• Required task:
Say how many lines in the records include the string "materials", adding no other words.

Data entries:
.....

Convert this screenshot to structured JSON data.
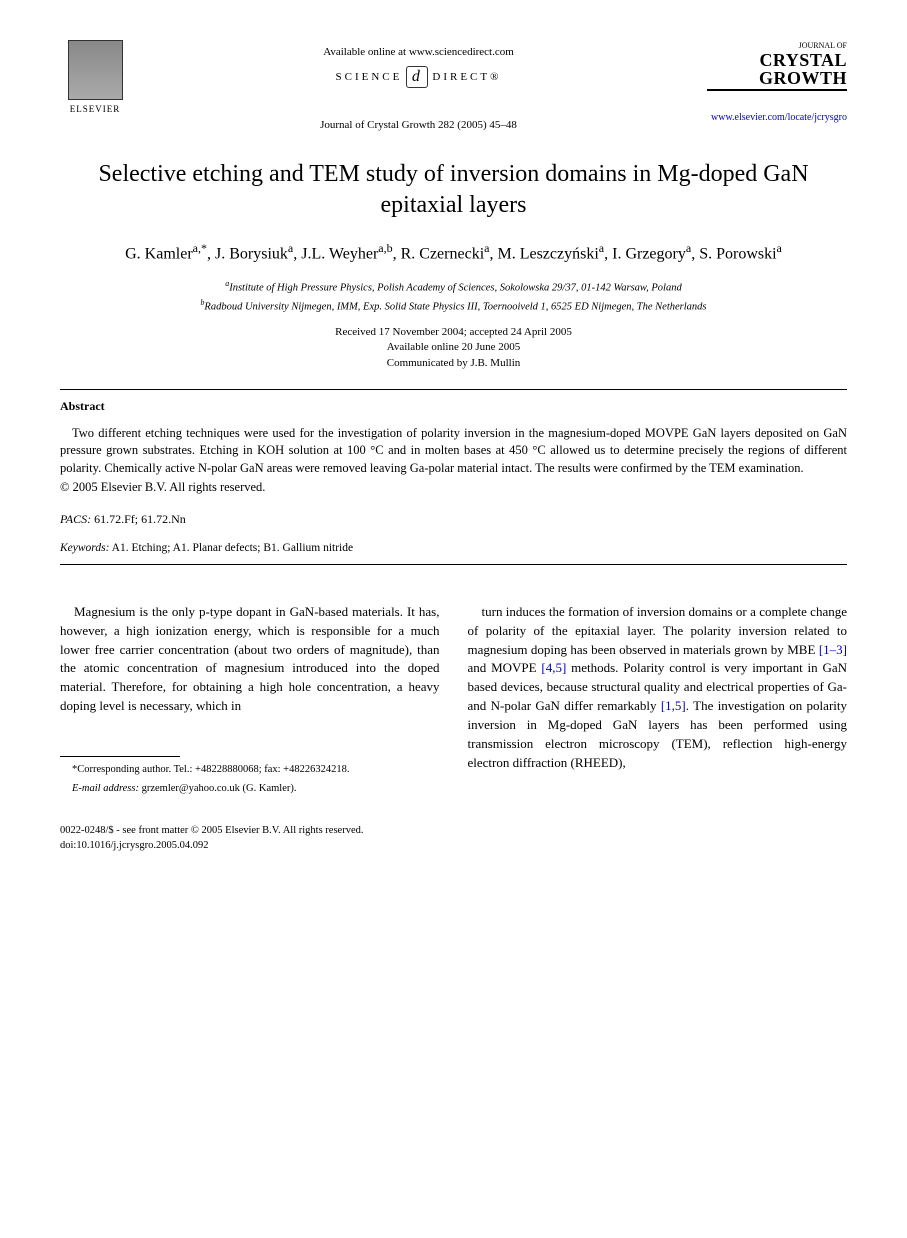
{
  "header": {
    "publisher": "ELSEVIER",
    "available_online": "Available online at www.sciencedirect.com",
    "science_direct_left": "SCIENCE",
    "science_direct_right": "DIRECT®",
    "sd_icon_glyph": "d",
    "journal_ref": "Journal of Crystal Growth 282 (2005) 45–48",
    "journal_logo_small": "JOURNAL OF",
    "journal_logo_line1": "CRYSTAL",
    "journal_logo_line2": "GROWTH",
    "journal_url": "www.elsevier.com/locate/jcrysgro"
  },
  "title": "Selective etching and TEM study of inversion domains in Mg-doped GaN epitaxial layers",
  "authors_html": "G. Kamler<sup>a,*</sup>, J. Borysiuk<sup>a</sup>, J.L. Weyher<sup>a,b</sup>, R. Czernecki<sup>a</sup>, M. Leszczyński<sup>a</sup>, I. Grzegory<sup>a</sup>, S. Porowski<sup>a</sup>",
  "affiliations": {
    "a": "Institute of High Pressure Physics, Polish Academy of Sciences, Sokolowska 29/37, 01-142 Warsaw, Poland",
    "b": "Radboud University Nijmegen, IMM, Exp. Solid State Physics III, Toernooiveld 1, 6525 ED Nijmegen, The Netherlands"
  },
  "dates": {
    "line1": "Received 17 November 2004; accepted 24 April 2005",
    "line2": "Available online 20 June 2005",
    "line3": "Communicated by J.B. Mullin"
  },
  "abstract": {
    "heading": "Abstract",
    "text": "Two different etching techniques were used for the investigation of polarity inversion in the magnesium-doped MOVPE GaN layers deposited on GaN pressure grown substrates. Etching in KOH solution at 100 °C and in molten bases at 450 °C allowed us to determine precisely the regions of different polarity. Chemically active N-polar GaN areas were removed leaving Ga-polar material intact. The results were confirmed by the TEM examination.",
    "copyright": "© 2005 Elsevier B.V. All rights reserved."
  },
  "pacs": {
    "label": "PACS:",
    "value": " 61.72.Ff; 61.72.Nn"
  },
  "keywords": {
    "label": "Keywords:",
    "value": " A1. Etching; A1. Planar defects; B1. Gallium nitride"
  },
  "body": {
    "col1": "Magnesium is the only p-type dopant in GaN-based materials. It has, however, a high ionization energy, which is responsible for a much lower free carrier concentration (about two orders of magnitude), than the atomic concentration of magnesium introduced into the doped material. Therefore, for obtaining a high hole concentration, a heavy doping level is necessary, which in",
    "col2_part1": "turn induces the formation of inversion domains or a complete change of polarity of the epitaxial layer. The polarity inversion related to magnesium doping has been observed in materials grown by MBE ",
    "ref1": "[1–3]",
    "col2_part2": " and MOVPE ",
    "ref2": "[4,5]",
    "col2_part3": " methods. Polarity control is very important in GaN based devices, because structural quality and electrical properties of Ga- and N-polar GaN differ remarkably ",
    "ref3": "[1,5]",
    "col2_part4": ". The investigation on polarity inversion in Mg-doped GaN layers has been performed using transmission electron microscopy (TEM), reflection high-energy electron diffraction (RHEED),"
  },
  "footnote": {
    "corresponding": "*Corresponding author. Tel.: +48228880068; fax: +48226324218.",
    "email_label": "E-mail address:",
    "email_value": " grzemler@yahoo.co.uk (G. Kamler)."
  },
  "footer": {
    "line1": "0022-0248/$ - see front matter © 2005 Elsevier B.V. All rights reserved.",
    "line2": "doi:10.1016/j.jcrysgro.2005.04.092"
  }
}
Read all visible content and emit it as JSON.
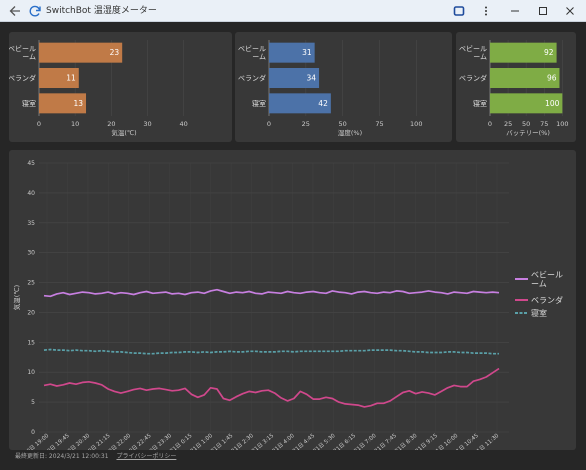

.....

• Reply:
2